**WHAT YOU HAVE TO DO**
Gather all lines from the material that contain "zarar".

START MATERIAL SUPPLIED

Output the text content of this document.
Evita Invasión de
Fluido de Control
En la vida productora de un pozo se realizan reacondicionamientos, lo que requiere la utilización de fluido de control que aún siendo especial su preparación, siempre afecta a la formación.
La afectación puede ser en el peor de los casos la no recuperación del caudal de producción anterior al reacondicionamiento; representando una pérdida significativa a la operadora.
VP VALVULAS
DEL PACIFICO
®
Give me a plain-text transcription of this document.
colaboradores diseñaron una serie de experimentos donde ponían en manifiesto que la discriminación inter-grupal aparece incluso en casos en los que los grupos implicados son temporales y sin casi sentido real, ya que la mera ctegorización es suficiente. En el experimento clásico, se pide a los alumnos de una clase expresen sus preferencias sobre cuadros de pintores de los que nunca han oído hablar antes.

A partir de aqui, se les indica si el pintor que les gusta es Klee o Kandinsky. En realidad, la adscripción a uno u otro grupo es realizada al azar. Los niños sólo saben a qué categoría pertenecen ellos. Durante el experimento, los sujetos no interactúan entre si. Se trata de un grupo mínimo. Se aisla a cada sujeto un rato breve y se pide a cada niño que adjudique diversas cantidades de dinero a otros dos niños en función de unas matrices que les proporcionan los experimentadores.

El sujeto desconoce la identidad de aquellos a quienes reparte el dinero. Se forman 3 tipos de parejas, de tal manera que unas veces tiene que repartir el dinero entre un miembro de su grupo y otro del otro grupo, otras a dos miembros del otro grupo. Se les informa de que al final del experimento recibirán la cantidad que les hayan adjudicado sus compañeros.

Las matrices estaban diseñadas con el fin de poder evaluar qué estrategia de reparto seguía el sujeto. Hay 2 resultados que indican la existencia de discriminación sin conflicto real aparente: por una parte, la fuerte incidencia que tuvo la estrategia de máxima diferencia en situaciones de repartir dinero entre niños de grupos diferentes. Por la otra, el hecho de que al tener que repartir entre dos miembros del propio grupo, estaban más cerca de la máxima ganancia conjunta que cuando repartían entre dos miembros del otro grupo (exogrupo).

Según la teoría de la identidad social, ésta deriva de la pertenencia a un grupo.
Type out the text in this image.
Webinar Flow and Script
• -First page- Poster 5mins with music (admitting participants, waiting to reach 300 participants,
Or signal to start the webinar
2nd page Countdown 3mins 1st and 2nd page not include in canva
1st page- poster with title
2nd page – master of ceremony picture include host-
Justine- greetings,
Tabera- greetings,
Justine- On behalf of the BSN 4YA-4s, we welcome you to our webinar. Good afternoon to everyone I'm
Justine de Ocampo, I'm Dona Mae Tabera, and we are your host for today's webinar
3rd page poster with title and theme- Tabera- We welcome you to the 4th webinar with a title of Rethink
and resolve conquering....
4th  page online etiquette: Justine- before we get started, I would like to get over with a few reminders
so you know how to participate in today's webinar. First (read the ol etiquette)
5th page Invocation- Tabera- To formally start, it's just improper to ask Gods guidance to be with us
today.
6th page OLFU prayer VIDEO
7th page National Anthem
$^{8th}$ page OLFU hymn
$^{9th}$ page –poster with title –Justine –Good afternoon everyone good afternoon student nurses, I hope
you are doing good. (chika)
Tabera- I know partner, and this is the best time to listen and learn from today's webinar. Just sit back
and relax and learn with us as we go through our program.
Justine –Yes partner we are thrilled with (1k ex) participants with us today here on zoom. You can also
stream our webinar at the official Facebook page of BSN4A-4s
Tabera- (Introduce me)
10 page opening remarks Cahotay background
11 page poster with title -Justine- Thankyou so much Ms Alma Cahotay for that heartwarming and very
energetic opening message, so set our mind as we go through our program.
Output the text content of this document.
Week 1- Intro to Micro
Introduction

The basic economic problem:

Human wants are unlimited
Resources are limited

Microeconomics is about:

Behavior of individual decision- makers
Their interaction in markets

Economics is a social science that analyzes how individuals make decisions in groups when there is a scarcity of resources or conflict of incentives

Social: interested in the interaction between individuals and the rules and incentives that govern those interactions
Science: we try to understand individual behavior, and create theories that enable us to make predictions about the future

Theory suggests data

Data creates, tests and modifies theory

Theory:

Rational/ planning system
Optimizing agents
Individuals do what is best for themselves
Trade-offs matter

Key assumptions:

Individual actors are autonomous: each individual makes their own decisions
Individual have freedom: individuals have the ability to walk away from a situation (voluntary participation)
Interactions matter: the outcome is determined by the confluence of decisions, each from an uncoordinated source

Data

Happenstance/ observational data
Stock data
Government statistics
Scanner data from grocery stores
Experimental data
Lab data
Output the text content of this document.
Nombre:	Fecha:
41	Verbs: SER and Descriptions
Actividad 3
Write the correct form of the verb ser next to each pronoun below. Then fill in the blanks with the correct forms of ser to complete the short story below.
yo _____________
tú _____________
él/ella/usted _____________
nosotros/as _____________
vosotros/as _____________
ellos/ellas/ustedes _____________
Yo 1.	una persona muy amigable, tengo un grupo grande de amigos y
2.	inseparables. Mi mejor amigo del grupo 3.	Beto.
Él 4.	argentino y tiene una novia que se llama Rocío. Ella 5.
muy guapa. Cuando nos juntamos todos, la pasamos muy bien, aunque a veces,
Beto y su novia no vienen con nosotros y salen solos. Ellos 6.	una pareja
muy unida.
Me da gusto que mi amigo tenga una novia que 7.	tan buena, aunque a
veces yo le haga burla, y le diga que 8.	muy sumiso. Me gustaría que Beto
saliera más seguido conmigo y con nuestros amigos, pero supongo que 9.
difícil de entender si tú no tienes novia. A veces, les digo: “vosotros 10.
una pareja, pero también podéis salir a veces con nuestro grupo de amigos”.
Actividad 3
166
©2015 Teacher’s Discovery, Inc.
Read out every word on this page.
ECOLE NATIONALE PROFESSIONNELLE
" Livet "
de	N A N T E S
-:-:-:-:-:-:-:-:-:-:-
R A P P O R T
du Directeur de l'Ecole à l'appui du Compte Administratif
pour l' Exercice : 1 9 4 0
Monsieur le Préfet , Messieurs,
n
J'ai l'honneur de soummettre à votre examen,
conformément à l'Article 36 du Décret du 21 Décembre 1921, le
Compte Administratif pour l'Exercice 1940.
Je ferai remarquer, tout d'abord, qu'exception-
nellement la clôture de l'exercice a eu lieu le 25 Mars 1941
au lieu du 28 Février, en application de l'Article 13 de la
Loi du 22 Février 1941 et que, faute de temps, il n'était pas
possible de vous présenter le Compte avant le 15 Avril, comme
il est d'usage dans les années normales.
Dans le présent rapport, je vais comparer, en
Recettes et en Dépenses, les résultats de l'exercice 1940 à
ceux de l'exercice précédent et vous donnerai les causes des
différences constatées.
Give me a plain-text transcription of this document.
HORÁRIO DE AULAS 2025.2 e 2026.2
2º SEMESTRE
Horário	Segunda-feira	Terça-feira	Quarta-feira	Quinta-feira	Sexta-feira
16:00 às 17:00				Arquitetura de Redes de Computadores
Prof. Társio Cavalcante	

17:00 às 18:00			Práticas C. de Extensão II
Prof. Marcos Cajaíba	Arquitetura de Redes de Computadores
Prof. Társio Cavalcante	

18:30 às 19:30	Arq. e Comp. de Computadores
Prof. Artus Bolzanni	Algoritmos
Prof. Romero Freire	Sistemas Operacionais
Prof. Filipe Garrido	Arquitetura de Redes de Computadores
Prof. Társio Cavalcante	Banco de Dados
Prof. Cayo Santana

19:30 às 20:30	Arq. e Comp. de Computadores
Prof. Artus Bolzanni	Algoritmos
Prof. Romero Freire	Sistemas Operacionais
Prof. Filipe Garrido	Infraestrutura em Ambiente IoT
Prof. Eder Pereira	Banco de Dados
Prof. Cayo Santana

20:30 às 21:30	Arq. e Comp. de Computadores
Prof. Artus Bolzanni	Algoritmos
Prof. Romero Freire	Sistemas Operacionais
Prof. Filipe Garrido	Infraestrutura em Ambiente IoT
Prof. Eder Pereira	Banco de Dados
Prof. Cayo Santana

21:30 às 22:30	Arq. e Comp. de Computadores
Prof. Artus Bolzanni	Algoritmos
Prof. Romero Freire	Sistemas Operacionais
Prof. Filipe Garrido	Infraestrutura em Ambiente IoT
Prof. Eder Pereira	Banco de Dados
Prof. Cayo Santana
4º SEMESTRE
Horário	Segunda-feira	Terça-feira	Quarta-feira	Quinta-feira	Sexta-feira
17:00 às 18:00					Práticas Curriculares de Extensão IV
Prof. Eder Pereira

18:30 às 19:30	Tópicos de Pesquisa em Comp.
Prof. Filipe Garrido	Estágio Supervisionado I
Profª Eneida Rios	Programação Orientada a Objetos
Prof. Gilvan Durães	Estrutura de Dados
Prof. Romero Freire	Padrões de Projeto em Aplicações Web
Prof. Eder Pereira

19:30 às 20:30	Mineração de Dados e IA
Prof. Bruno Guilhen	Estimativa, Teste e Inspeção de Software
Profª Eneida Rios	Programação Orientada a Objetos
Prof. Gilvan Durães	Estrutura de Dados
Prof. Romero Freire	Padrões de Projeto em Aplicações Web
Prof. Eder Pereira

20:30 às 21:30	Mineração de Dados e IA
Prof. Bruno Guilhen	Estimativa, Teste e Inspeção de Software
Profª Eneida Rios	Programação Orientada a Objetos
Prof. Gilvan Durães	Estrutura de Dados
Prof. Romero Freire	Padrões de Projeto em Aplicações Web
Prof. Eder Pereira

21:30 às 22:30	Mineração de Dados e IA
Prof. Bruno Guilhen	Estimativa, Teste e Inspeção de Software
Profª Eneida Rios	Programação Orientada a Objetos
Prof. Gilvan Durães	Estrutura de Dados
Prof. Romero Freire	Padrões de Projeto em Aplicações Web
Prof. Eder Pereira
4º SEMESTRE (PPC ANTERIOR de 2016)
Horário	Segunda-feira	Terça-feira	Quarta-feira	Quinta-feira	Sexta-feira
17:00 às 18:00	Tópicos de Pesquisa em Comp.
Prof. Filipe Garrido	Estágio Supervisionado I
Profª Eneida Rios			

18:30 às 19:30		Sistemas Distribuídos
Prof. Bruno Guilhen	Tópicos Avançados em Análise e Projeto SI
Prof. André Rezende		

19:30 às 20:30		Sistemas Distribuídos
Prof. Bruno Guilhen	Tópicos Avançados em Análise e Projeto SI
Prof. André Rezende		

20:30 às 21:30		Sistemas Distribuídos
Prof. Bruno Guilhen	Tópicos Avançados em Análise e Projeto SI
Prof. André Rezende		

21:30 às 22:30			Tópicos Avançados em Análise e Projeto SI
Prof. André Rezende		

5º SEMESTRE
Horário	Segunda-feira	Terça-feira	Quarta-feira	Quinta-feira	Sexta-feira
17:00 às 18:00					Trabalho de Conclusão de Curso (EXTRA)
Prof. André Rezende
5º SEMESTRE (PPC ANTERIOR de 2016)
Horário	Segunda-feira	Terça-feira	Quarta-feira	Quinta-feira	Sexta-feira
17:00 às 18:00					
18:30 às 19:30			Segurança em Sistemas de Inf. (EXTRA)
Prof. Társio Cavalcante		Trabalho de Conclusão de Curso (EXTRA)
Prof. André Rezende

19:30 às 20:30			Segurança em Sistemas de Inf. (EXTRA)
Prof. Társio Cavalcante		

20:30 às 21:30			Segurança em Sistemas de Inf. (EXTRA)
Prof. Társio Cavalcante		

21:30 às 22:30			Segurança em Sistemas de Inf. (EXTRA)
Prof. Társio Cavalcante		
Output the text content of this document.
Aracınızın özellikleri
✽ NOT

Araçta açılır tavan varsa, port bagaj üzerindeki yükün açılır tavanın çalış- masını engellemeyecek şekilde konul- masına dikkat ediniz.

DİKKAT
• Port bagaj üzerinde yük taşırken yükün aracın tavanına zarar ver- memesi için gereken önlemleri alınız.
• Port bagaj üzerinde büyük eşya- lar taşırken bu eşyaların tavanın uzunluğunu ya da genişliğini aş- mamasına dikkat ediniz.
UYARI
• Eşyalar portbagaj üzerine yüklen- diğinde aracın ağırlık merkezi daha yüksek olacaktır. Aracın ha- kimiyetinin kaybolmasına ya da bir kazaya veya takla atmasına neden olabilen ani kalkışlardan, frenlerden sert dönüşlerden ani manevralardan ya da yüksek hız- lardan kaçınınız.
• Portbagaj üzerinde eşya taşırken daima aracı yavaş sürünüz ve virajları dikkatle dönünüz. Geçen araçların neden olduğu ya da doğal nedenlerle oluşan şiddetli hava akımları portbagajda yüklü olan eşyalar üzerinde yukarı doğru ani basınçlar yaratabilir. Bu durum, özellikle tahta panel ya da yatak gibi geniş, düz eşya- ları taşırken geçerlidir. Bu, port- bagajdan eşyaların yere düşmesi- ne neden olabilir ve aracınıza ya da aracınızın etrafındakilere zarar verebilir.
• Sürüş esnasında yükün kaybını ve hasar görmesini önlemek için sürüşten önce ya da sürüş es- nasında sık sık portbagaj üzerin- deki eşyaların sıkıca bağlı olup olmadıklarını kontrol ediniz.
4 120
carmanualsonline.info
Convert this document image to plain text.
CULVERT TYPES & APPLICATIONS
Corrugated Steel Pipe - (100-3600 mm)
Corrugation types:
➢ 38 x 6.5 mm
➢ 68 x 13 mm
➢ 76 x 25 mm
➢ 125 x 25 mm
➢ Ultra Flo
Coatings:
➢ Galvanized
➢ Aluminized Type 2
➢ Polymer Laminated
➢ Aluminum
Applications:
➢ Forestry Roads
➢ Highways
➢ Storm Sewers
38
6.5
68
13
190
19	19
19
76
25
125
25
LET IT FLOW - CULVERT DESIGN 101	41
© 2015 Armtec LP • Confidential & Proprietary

END MATERIAL SUPPLIED

**WRITTEN SOLUTION**
• Port bagaj üzerinde yük taşırken yükün aracın tavanına zarar ver- memesi için gereken önlemleri alınız.
• Portbagaj üzerinde eşya taşırken daima aracı yavaş sürünüz ve virajları dikkatle dönünüz. Geçen araçların neden olduğu ya da doğal nedenlerle oluşan şiddetli hava akımları portbagajda yüklü olan eşyalar üzerinde yukarı doğru ani basınçlar yaratabilir. Bu durum, özellikle tahta panel ya da yatak gibi geniş, düz eşya- ları taşırken geçerlidir. Bu, port- bagajdan eşyaların yere düşmesi- ne neden olabilir ve aracınıza ya da aracınızın etrafındakilere zarar verebilir.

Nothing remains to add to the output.